* [Required task] Give the total number of lines with the word "title" in them, and no other words.

* [Material]

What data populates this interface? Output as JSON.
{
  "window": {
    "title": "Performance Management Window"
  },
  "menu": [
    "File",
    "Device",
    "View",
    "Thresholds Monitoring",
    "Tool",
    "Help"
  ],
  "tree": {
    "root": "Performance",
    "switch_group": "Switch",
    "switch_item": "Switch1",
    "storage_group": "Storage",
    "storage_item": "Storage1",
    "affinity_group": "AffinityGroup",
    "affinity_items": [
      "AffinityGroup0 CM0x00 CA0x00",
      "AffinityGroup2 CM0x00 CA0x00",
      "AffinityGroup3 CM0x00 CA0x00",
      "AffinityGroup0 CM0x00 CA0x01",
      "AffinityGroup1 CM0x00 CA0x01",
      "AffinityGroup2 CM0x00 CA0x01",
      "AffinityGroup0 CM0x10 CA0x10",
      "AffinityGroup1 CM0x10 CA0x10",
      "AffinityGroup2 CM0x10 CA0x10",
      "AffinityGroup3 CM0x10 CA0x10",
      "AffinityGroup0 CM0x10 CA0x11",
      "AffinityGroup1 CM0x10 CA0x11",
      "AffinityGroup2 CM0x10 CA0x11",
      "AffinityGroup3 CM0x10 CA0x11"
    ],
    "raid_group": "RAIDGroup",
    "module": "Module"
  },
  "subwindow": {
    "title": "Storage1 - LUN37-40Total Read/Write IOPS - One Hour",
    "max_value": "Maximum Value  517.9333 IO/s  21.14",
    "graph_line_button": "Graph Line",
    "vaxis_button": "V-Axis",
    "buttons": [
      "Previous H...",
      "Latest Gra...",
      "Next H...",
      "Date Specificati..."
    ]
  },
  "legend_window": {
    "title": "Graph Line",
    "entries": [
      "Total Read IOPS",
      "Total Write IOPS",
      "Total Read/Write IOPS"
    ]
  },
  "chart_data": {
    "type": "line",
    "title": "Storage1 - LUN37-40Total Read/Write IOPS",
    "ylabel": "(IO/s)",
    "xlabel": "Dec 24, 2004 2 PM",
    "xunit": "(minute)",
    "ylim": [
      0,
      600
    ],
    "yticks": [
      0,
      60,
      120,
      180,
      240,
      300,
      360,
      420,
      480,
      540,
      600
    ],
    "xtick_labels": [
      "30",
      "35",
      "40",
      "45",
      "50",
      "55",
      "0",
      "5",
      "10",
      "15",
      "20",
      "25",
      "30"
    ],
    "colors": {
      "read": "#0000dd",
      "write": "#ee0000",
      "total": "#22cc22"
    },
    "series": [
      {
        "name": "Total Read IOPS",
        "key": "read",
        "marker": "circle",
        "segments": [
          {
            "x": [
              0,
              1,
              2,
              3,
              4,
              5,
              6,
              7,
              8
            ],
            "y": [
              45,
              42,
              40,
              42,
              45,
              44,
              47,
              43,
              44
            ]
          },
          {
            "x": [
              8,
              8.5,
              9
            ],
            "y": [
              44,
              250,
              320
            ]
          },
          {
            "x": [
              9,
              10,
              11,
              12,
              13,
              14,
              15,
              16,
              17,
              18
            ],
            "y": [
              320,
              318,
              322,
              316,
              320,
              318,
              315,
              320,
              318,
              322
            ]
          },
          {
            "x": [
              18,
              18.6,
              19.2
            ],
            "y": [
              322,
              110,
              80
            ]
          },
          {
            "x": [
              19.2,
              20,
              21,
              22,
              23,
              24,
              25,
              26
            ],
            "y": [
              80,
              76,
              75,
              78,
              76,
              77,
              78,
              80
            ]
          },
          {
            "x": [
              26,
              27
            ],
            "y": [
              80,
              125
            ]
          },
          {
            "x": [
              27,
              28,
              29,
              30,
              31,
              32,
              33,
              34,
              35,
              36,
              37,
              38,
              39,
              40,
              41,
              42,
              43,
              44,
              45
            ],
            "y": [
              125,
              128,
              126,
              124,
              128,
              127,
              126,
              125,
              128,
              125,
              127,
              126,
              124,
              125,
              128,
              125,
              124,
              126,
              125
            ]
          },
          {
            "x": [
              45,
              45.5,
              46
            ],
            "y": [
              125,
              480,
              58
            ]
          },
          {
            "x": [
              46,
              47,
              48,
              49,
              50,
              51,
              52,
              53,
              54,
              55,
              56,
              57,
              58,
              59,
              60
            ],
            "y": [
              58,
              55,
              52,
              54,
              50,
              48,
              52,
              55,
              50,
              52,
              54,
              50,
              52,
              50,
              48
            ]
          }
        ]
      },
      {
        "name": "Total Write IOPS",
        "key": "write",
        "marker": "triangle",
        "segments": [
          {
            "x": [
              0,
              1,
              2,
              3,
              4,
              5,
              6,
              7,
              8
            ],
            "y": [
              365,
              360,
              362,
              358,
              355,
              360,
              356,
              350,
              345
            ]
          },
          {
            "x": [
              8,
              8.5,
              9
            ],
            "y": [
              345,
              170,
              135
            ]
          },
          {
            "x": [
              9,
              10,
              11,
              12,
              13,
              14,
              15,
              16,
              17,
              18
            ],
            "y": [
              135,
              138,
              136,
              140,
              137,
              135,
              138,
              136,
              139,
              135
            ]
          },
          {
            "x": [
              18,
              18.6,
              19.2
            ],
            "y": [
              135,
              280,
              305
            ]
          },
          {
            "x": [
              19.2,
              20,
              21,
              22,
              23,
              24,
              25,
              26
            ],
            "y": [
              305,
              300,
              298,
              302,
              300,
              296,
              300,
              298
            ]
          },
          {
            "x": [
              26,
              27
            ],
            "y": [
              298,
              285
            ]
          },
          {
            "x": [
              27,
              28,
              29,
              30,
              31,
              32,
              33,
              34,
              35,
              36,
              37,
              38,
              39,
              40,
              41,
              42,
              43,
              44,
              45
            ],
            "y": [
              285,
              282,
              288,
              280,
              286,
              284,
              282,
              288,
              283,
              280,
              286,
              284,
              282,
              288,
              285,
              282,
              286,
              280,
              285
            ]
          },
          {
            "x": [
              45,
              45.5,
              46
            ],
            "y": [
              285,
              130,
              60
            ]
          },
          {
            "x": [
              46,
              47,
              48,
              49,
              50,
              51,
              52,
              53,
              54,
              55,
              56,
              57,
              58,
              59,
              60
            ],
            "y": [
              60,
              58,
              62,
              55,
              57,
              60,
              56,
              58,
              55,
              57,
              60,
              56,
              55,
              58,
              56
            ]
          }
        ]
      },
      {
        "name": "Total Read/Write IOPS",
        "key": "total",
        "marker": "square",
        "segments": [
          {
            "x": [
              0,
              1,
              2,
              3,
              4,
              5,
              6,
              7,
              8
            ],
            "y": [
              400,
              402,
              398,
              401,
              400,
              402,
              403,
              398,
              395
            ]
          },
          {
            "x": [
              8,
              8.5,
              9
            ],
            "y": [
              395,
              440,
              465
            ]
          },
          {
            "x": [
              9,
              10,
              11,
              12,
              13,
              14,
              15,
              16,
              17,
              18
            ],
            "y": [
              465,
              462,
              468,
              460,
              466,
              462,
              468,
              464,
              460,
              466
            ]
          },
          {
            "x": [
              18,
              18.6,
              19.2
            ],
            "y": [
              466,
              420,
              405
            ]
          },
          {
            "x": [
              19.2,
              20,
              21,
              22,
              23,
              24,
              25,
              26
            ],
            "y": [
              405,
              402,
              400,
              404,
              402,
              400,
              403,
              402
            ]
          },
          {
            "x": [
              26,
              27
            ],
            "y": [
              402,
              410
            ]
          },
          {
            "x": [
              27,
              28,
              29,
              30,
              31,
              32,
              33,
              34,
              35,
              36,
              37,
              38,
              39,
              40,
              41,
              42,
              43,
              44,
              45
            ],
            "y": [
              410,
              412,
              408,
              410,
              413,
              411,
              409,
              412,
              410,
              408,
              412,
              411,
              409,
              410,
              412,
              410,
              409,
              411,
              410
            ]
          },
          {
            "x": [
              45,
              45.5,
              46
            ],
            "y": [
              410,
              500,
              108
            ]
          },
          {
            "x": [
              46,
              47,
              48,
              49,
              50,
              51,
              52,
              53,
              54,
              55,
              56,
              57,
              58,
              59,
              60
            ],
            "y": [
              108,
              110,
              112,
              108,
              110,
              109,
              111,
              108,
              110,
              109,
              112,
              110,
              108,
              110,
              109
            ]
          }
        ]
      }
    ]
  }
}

* [The result] 4